Look through the lines below and extract each one that contains "steps".

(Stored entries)
****************************************

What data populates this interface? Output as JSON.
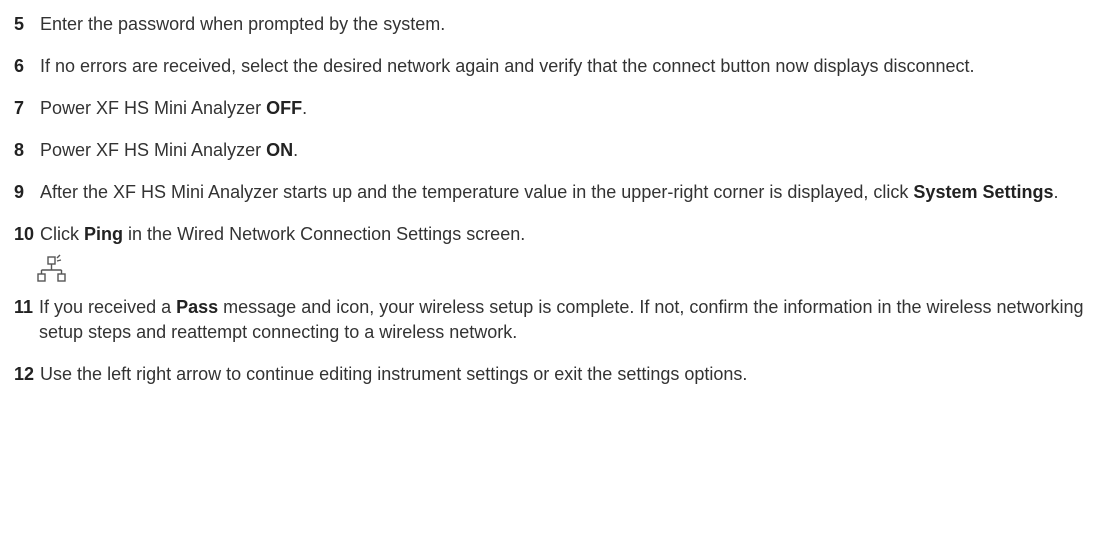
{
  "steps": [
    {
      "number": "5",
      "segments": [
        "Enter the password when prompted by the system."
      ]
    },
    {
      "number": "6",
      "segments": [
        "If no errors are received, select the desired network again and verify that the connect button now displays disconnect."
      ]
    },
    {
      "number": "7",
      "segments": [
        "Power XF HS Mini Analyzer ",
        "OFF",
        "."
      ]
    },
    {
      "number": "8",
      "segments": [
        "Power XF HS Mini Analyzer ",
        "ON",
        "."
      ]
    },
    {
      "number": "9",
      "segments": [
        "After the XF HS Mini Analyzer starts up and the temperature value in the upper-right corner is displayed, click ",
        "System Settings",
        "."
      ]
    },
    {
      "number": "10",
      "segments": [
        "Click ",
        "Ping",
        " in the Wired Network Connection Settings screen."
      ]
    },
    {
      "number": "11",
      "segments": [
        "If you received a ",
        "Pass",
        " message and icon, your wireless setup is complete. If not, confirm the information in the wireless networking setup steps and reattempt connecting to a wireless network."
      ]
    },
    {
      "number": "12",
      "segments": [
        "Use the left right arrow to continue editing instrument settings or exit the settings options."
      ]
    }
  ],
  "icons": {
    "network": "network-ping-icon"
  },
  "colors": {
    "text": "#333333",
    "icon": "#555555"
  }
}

****************************************

*Output of the task:*
  "steps": [
        " message and icon, your wireless setup is complete. If not, confirm the information in the wireless networking setup steps and reattempt connecting to a wireless network."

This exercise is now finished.